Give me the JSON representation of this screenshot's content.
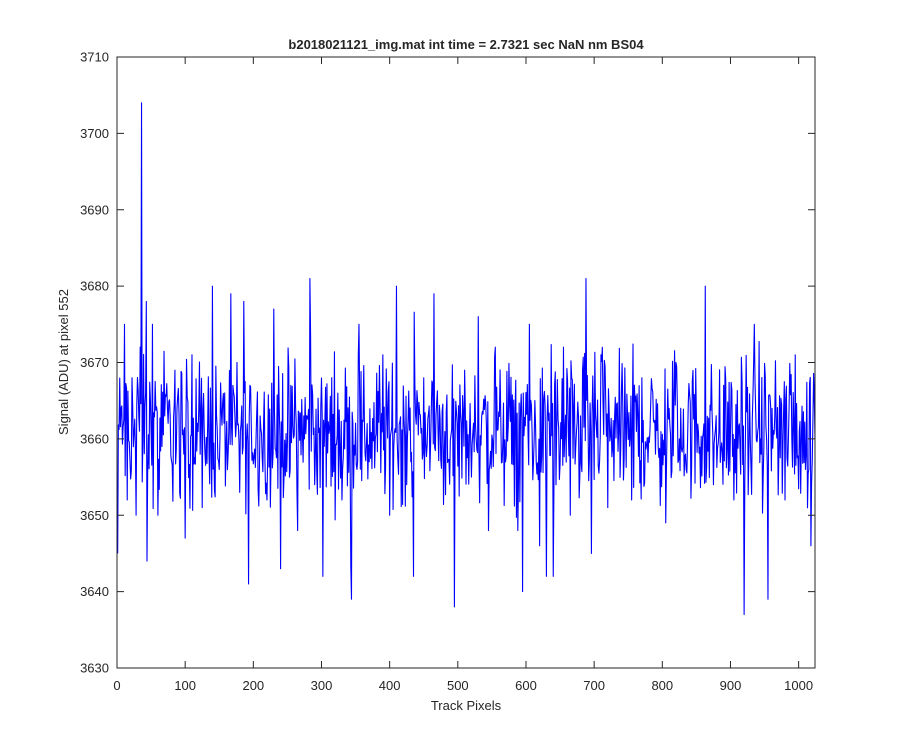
{
  "chart_data": {
    "type": "line",
    "title": "b2018021121_img.mat int time = 2.7321 sec  NaN nm BS04",
    "xlabel": "Track Pixels",
    "ylabel": "Signal (ADU) at pixel 552",
    "xlim": [
      0,
      1024
    ],
    "ylim": [
      3630,
      3710
    ],
    "xticks": [
      0,
      100,
      200,
      300,
      400,
      500,
      600,
      700,
      800,
      900,
      1000
    ],
    "yticks": [
      3630,
      3640,
      3650,
      3660,
      3670,
      3680,
      3690,
      3700,
      3710
    ],
    "grid": false,
    "legend": "none",
    "series_color": "#0000ff",
    "series": [
      {
        "x_start": 1,
        "x_step": 1,
        "count": 1024,
        "mean_approx": 3661,
        "range_approx": [
          3637,
          3704
        ],
        "values_sampled": [
          {
            "x": 1,
            "y": 3645
          },
          {
            "x": 6,
            "y": 3664
          },
          {
            "x": 11,
            "y": 3675
          },
          {
            "x": 15,
            "y": 3652
          },
          {
            "x": 22,
            "y": 3668
          },
          {
            "x": 28,
            "y": 3650
          },
          {
            "x": 34,
            "y": 3672
          },
          {
            "x": 36,
            "y": 3704
          },
          {
            "x": 38,
            "y": 3660
          },
          {
            "x": 43,
            "y": 3678
          },
          {
            "x": 44,
            "y": 3644
          },
          {
            "x": 52,
            "y": 3675
          },
          {
            "x": 60,
            "y": 3650
          },
          {
            "x": 70,
            "y": 3663
          },
          {
            "x": 85,
            "y": 3669
          },
          {
            "x": 100,
            "y": 3647
          },
          {
            "x": 110,
            "y": 3671
          },
          {
            "x": 125,
            "y": 3651
          },
          {
            "x": 140,
            "y": 3680
          },
          {
            "x": 150,
            "y": 3656
          },
          {
            "x": 170,
            "y": 3667
          },
          {
            "x": 180,
            "y": 3653
          },
          {
            "x": 186,
            "y": 3678
          },
          {
            "x": 193,
            "y": 3641
          },
          {
            "x": 210,
            "y": 3663
          },
          {
            "x": 220,
            "y": 3652
          },
          {
            "x": 230,
            "y": 3677
          },
          {
            "x": 240,
            "y": 3643
          },
          {
            "x": 255,
            "y": 3667
          },
          {
            "x": 265,
            "y": 3648
          },
          {
            "x": 275,
            "y": 3660
          },
          {
            "x": 283,
            "y": 3681
          },
          {
            "x": 290,
            "y": 3654
          },
          {
            "x": 302,
            "y": 3642
          },
          {
            "x": 315,
            "y": 3668
          },
          {
            "x": 330,
            "y": 3652
          },
          {
            "x": 344,
            "y": 3639
          },
          {
            "x": 355,
            "y": 3675
          },
          {
            "x": 370,
            "y": 3657
          },
          {
            "x": 390,
            "y": 3671
          },
          {
            "x": 400,
            "y": 3650
          },
          {
            "x": 410,
            "y": 3680
          },
          {
            "x": 425,
            "y": 3654
          },
          {
            "x": 435,
            "y": 3642
          },
          {
            "x": 450,
            "y": 3668
          },
          {
            "x": 465,
            "y": 3679
          },
          {
            "x": 480,
            "y": 3658
          },
          {
            "x": 495,
            "y": 3638
          },
          {
            "x": 510,
            "y": 3669
          },
          {
            "x": 520,
            "y": 3655
          },
          {
            "x": 530,
            "y": 3676
          },
          {
            "x": 545,
            "y": 3648
          },
          {
            "x": 555,
            "y": 3672
          },
          {
            "x": 570,
            "y": 3657
          },
          {
            "x": 588,
            "y": 3648
          },
          {
            "x": 595,
            "y": 3640
          },
          {
            "x": 605,
            "y": 3675
          },
          {
            "x": 620,
            "y": 3646
          },
          {
            "x": 630,
            "y": 3642
          },
          {
            "x": 640,
            "y": 3642
          },
          {
            "x": 655,
            "y": 3672
          },
          {
            "x": 665,
            "y": 3650
          },
          {
            "x": 680,
            "y": 3663
          },
          {
            "x": 688,
            "y": 3681
          },
          {
            "x": 696,
            "y": 3645
          },
          {
            "x": 710,
            "y": 3671
          },
          {
            "x": 720,
            "y": 3651
          },
          {
            "x": 740,
            "y": 3666
          },
          {
            "x": 755,
            "y": 3652
          },
          {
            "x": 770,
            "y": 3668
          },
          {
            "x": 790,
            "y": 3658
          },
          {
            "x": 805,
            "y": 3649
          },
          {
            "x": 820,
            "y": 3670
          },
          {
            "x": 835,
            "y": 3656
          },
          {
            "x": 850,
            "y": 3663
          },
          {
            "x": 863,
            "y": 3680
          },
          {
            "x": 875,
            "y": 3654
          },
          {
            "x": 890,
            "y": 3667
          },
          {
            "x": 905,
            "y": 3652
          },
          {
            "x": 920,
            "y": 3637
          },
          {
            "x": 935,
            "y": 3675
          },
          {
            "x": 945,
            "y": 3658
          },
          {
            "x": 955,
            "y": 3639
          },
          {
            "x": 965,
            "y": 3663
          },
          {
            "x": 980,
            "y": 3652
          },
          {
            "x": 995,
            "y": 3671
          },
          {
            "x": 1010,
            "y": 3656
          },
          {
            "x": 1018,
            "y": 3646
          },
          {
            "x": 1024,
            "y": 3660
          }
        ]
      }
    ]
  }
}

> What is required
Print the entries above exactly, taking out only the pictures.

> Correct output
Give me the JSON representation of this screenshot's content.
{
  "chart_data": {
    "type": "line",
    "title": "b2018021121_img.mat int time = 2.7321 sec  NaN nm BS04",
    "xlabel": "Track Pixels",
    "ylabel": "Signal (ADU) at pixel 552",
    "xlim": [
      0,
      1024
    ],
    "ylim": [
      3630,
      3710
    ],
    "xticks": [
      0,
      100,
      200,
      300,
      400,
      500,
      600,
      700,
      800,
      900,
      1000
    ],
    "yticks": [
      3630,
      3640,
      3650,
      3660,
      3670,
      3680,
      3690,
      3700,
      3710
    ],
    "grid": false,
    "legend": "none",
    "series_color": "#0000ff",
    "series": [
      {
        "x_start": 1,
        "x_step": 1,
        "count": 1024,
        "mean_approx": 3661,
        "range_approx": [
          3637,
          3704
        ],
        "values_sampled": [
          {
            "x": 1,
            "y": 3645
          },
          {
            "x": 6,
            "y": 3664
          },
          {
            "x": 11,
            "y": 3675
          },
          {
            "x": 15,
            "y": 3652
          },
          {
            "x": 22,
            "y": 3668
          },
          {
            "x": 28,
            "y": 3650
          },
          {
            "x": 34,
            "y": 3672
          },
          {
            "x": 36,
            "y": 3704
          },
          {
            "x": 38,
            "y": 3660
          },
          {
            "x": 43,
            "y": 3678
          },
          {
            "x": 44,
            "y": 3644
          },
          {
            "x": 52,
            "y": 3675
          },
          {
            "x": 60,
            "y": 3650
          },
          {
            "x": 70,
            "y": 3663
          },
          {
            "x": 85,
            "y": 3669
          },
          {
            "x": 100,
            "y": 3647
          },
          {
            "x": 110,
            "y": 3671
          },
          {
            "x": 125,
            "y": 3651
          },
          {
            "x": 140,
            "y": 3680
          },
          {
            "x": 150,
            "y": 3656
          },
          {
            "x": 170,
            "y": 3667
          },
          {
            "x": 180,
            "y": 3653
          },
          {
            "x": 186,
            "y": 3678
          },
          {
            "x": 193,
            "y": 3641
          },
          {
            "x": 210,
            "y": 3663
          },
          {
            "x": 220,
            "y": 3652
          },
          {
            "x": 230,
            "y": 3677
          },
          {
            "x": 240,
            "y": 3643
          },
          {
            "x": 255,
            "y": 3667
          },
          {
            "x": 265,
            "y": 3648
          },
          {
            "x": 275,
            "y": 3660
          },
          {
            "x": 283,
            "y": 3681
          },
          {
            "x": 290,
            "y": 3654
          },
          {
            "x": 302,
            "y": 3642
          },
          {
            "x": 315,
            "y": 3668
          },
          {
            "x": 330,
            "y": 3652
          },
          {
            "x": 344,
            "y": 3639
          },
          {
            "x": 355,
            "y": 3675
          },
          {
            "x": 370,
            "y": 3657
          },
          {
            "x": 390,
            "y": 3671
          },
          {
            "x": 400,
            "y": 3650
          },
          {
            "x": 410,
            "y": 3680
          },
          {
            "x": 425,
            "y": 3654
          },
          {
            "x": 435,
            "y": 3642
          },
          {
            "x": 450,
            "y": 3668
          },
          {
            "x": 465,
            "y": 3679
          },
          {
            "x": 480,
            "y": 3658
          },
          {
            "x": 495,
            "y": 3638
          },
          {
            "x": 510,
            "y": 3669
          },
          {
            "x": 520,
            "y": 3655
          },
          {
            "x": 530,
            "y": 3676
          },
          {
            "x": 545,
            "y": 3648
          },
          {
            "x": 555,
            "y": 3672
          },
          {
            "x": 570,
            "y": 3657
          },
          {
            "x": 588,
            "y": 3648
          },
          {
            "x": 595,
            "y": 3640
          },
          {
            "x": 605,
            "y": 3675
          },
          {
            "x": 620,
            "y": 3646
          },
          {
            "x": 630,
            "y": 3642
          },
          {
            "x": 640,
            "y": 3642
          },
          {
            "x": 655,
            "y": 3672
          },
          {
            "x": 665,
            "y": 3650
          },
          {
            "x": 680,
            "y": 3663
          },
          {
            "x": 688,
            "y": 3681
          },
          {
            "x": 696,
            "y": 3645
          },
          {
            "x": 710,
            "y": 3671
          },
          {
            "x": 720,
            "y": 3651
          },
          {
            "x": 740,
            "y": 3666
          },
          {
            "x": 755,
            "y": 3652
          },
          {
            "x": 770,
            "y": 3668
          },
          {
            "x": 790,
            "y": 3658
          },
          {
            "x": 805,
            "y": 3649
          },
          {
            "x": 820,
            "y": 3670
          },
          {
            "x": 835,
            "y": 3656
          },
          {
            "x": 850,
            "y": 3663
          },
          {
            "x": 863,
            "y": 3680
          },
          {
            "x": 875,
            "y": 3654
          },
          {
            "x": 890,
            "y": 3667
          },
          {
            "x": 905,
            "y": 3652
          },
          {
            "x": 920,
            "y": 3637
          },
          {
            "x": 935,
            "y": 3675
          },
          {
            "x": 945,
            "y": 3658
          },
          {
            "x": 955,
            "y": 3639
          },
          {
            "x": 965,
            "y": 3663
          },
          {
            "x": 980,
            "y": 3652
          },
          {
            "x": 995,
            "y": 3671
          },
          {
            "x": 1010,
            "y": 3656
          },
          {
            "x": 1018,
            "y": 3646
          },
          {
            "x": 1024,
            "y": 3660
          }
        ]
      }
    ]
  }
}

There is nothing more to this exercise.